● Record excerpts:
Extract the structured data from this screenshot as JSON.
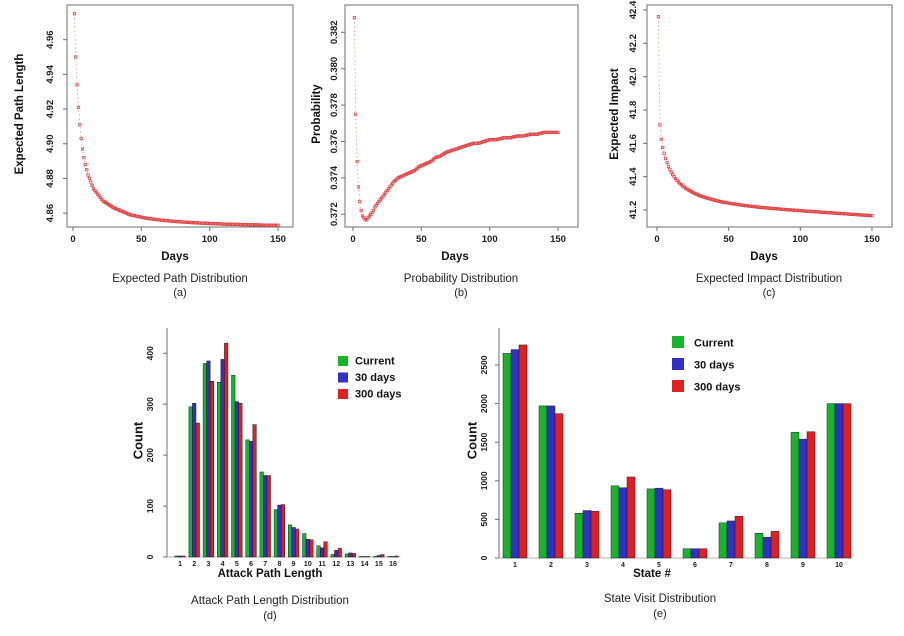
{
  "figure": {
    "background": "#ffffff"
  },
  "colors": {
    "text": "#1b1b1b",
    "axis_line": "#6e6e6e",
    "curve": "#e04444",
    "curve_line": "#f29a9a",
    "green": "#15b62c",
    "blue": "#3030c8",
    "red": "#e31e1e",
    "bar_border": "#151515"
  },
  "chart_data": [
    {
      "id": "a",
      "type": "scatter",
      "caption": "Expected Path Distribution",
      "panel_label": "(a)",
      "xlabel": "Days",
      "ylabel": "Expected Path Length",
      "xtick_values": [
        0,
        50,
        100,
        150
      ],
      "xtick_labels": [
        "0",
        "50",
        "100",
        "150"
      ],
      "ytick_values": [
        4.86,
        4.88,
        4.9,
        4.92,
        4.94,
        4.96
      ],
      "ytick_labels": [
        "4.86",
        "4.88",
        "4.90",
        "4.92",
        "4.94",
        "4.96"
      ],
      "xlim": [
        -4,
        161
      ],
      "ylim": [
        4.852,
        4.98
      ],
      "marker": "open-square",
      "line_style": "dotted",
      "x": [
        1,
        2,
        3,
        4,
        5,
        6,
        7,
        8,
        9,
        10,
        11,
        12,
        13,
        14,
        15,
        16,
        18,
        20,
        22,
        24,
        26,
        28,
        30,
        33,
        36,
        39,
        42,
        45,
        48,
        51,
        54,
        57,
        60,
        64,
        68,
        72,
        76,
        80,
        84,
        88,
        92,
        96,
        100,
        105,
        110,
        115,
        120,
        125,
        130,
        135,
        140,
        145,
        150
      ],
      "y": [
        4.975,
        4.95,
        4.934,
        4.921,
        4.911,
        4.903,
        4.897,
        4.892,
        4.888,
        4.885,
        4.882,
        4.88,
        4.878,
        4.876,
        4.874,
        4.873,
        4.871,
        4.869,
        4.867,
        4.866,
        4.865,
        4.864,
        4.863,
        4.862,
        4.861,
        4.86,
        4.859,
        4.8585,
        4.858,
        4.8575,
        4.857,
        4.8567,
        4.8564,
        4.856,
        4.8557,
        4.8554,
        4.8551,
        4.8549,
        4.8547,
        4.8545,
        4.8543,
        4.8542,
        4.854,
        4.8539,
        4.8537,
        4.8536,
        4.8535,
        4.8534,
        4.8533,
        4.8532,
        4.8531,
        4.853,
        4.853
      ]
    },
    {
      "id": "b",
      "type": "scatter",
      "caption": "Probability Distribution",
      "panel_label": "(b)",
      "xlabel": "Days",
      "ylabel": "Probability",
      "xtick_values": [
        0,
        50,
        100,
        150
      ],
      "xtick_labels": [
        "0",
        "50",
        "100",
        "150"
      ],
      "ytick_values": [
        0.372,
        0.374,
        0.376,
        0.378,
        0.38,
        0.382
      ],
      "ytick_labels": [
        "0.372",
        "0.374",
        "0.376",
        "0.378",
        "0.380",
        "0.382"
      ],
      "xlim": [
        -4,
        161
      ],
      "ylim": [
        0.3713,
        0.3835
      ],
      "marker": "open-square",
      "line_style": "dotted",
      "x": [
        1,
        2,
        3,
        4,
        5,
        6,
        7,
        8,
        9,
        10,
        11,
        12,
        13,
        14,
        15,
        16,
        18,
        20,
        22,
        24,
        26,
        28,
        30,
        33,
        36,
        39,
        42,
        45,
        48,
        51,
        54,
        57,
        60,
        64,
        68,
        72,
        76,
        80,
        84,
        88,
        92,
        96,
        100,
        105,
        110,
        115,
        120,
        125,
        130,
        135,
        140,
        145,
        150
      ],
      "y": [
        0.3828,
        0.3775,
        0.3749,
        0.3735,
        0.3727,
        0.3722,
        0.3719,
        0.3718,
        0.3717,
        0.3717,
        0.3718,
        0.3719,
        0.372,
        0.3721,
        0.3722,
        0.3724,
        0.3726,
        0.3728,
        0.373,
        0.3732,
        0.3734,
        0.3736,
        0.3738,
        0.374,
        0.3741,
        0.3742,
        0.3743,
        0.3744,
        0.3746,
        0.3747,
        0.3748,
        0.3749,
        0.3751,
        0.3752,
        0.3754,
        0.3755,
        0.3756,
        0.3757,
        0.3758,
        0.3759,
        0.3759,
        0.376,
        0.3761,
        0.3761,
        0.3762,
        0.3762,
        0.3763,
        0.3763,
        0.3764,
        0.3764,
        0.3765,
        0.3765,
        0.3765
      ]
    },
    {
      "id": "c",
      "type": "scatter",
      "caption": "Expected Impact Distribution",
      "panel_label": "(c)",
      "xlabel": "Days",
      "ylabel": "Expected Impact",
      "xtick_values": [
        0,
        50,
        100,
        150
      ],
      "xtick_labels": [
        "0",
        "50",
        "100",
        "150"
      ],
      "ytick_values": [
        41.2,
        41.4,
        41.6,
        41.8,
        42.0,
        42.2,
        42.4
      ],
      "ytick_labels": [
        "41.2",
        "41.4",
        "41.6",
        "41.8",
        "42.0",
        "42.2",
        "42.4"
      ],
      "xlim": [
        -4,
        161
      ],
      "ylim": [
        41.098,
        42.43
      ],
      "marker": "open-square",
      "line_style": "dotted",
      "x": [
        1,
        2,
        3,
        4,
        5,
        6,
        7,
        8,
        9,
        10,
        11,
        12,
        13,
        14,
        15,
        16,
        18,
        20,
        22,
        24,
        26,
        28,
        30,
        33,
        36,
        39,
        42,
        45,
        48,
        51,
        54,
        57,
        60,
        64,
        68,
        72,
        76,
        80,
        84,
        88,
        92,
        96,
        100,
        105,
        110,
        115,
        120,
        125,
        130,
        135,
        140,
        145,
        150
      ],
      "y": [
        42.36,
        41.71,
        41.625,
        41.575,
        41.54,
        41.51,
        41.485,
        41.462,
        41.443,
        41.427,
        41.412,
        41.4,
        41.388,
        41.377,
        41.368,
        41.359,
        41.344,
        41.331,
        41.32,
        41.31,
        41.301,
        41.293,
        41.286,
        41.277,
        41.269,
        41.262,
        41.255,
        41.249,
        41.244,
        41.24,
        41.236,
        41.232,
        41.228,
        41.224,
        41.22,
        41.216,
        41.213,
        41.21,
        41.207,
        41.204,
        41.201,
        41.199,
        41.196,
        41.193,
        41.19,
        41.187,
        41.184,
        41.181,
        41.178,
        41.175,
        41.172,
        41.169,
        41.166
      ]
    },
    {
      "id": "d",
      "type": "bar",
      "caption": "Attack Path Length Distribution",
      "panel_label": "(d)",
      "xlabel": "Attack Path Length",
      "ylabel": "Count",
      "categories": [
        "1",
        "2",
        "3",
        "4",
        "5",
        "6",
        "7",
        "8",
        "9",
        "10",
        "11",
        "12",
        "13",
        "14",
        "15",
        "16"
      ],
      "ytick_values": [
        0,
        100,
        200,
        300,
        400
      ],
      "ytick_labels": [
        "0",
        "100",
        "200",
        "300",
        "400"
      ],
      "ylim": [
        0,
        430
      ],
      "legend_position": "top-right",
      "series": [
        {
          "name": "Current",
          "color_key": "green",
          "values": [
            2,
            295,
            380,
            343,
            357,
            230,
            167,
            93,
            63,
            46,
            22,
            5,
            6,
            1,
            1,
            1
          ]
        },
        {
          "name": "30 days",
          "color_key": "blue",
          "values": [
            2,
            302,
            385,
            388,
            305,
            227,
            160,
            102,
            58,
            35,
            18,
            13,
            8,
            1,
            3,
            1
          ]
        },
        {
          "name": "300 days",
          "color_key": "red",
          "values": [
            2,
            263,
            345,
            420,
            302,
            260,
            160,
            103,
            55,
            34,
            30,
            17,
            7,
            1,
            5,
            2
          ]
        }
      ]
    },
    {
      "id": "e",
      "type": "bar",
      "caption": "State Visit Distribution",
      "panel_label": "(e)",
      "xlabel": "State #",
      "ylabel": "Count",
      "categories": [
        "1",
        "2",
        "3",
        "4",
        "5",
        "6",
        "7",
        "8",
        "9",
        "10"
      ],
      "ytick_values": [
        0,
        500,
        1000,
        1500,
        2000,
        2500
      ],
      "ytick_labels": [
        "0",
        "500",
        "1000",
        "1500",
        "2000",
        "2500"
      ],
      "ylim": [
        0,
        2850
      ],
      "legend_position": "top-right",
      "series": [
        {
          "name": "Current",
          "color_key": "green",
          "values": [
            2650,
            1970,
            580,
            935,
            895,
            120,
            455,
            320,
            1630,
            2000
          ]
        },
        {
          "name": "30 days",
          "color_key": "blue",
          "values": [
            2700,
            1970,
            615,
            910,
            905,
            120,
            480,
            270,
            1540,
            2000
          ]
        },
        {
          "name": "300 days",
          "color_key": "red",
          "values": [
            2760,
            1870,
            605,
            1050,
            885,
            120,
            540,
            345,
            1635,
            2000
          ]
        }
      ]
    }
  ]
}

● Exercise task: Search the entries for the string "Path" and collect each line that has it.

● Reply:
      "caption": "Expected Path Distribution",
      "ylabel": "Expected Path Length",
      "caption": "Attack Path Length Distribution",
      "xlabel": "Attack Path Length",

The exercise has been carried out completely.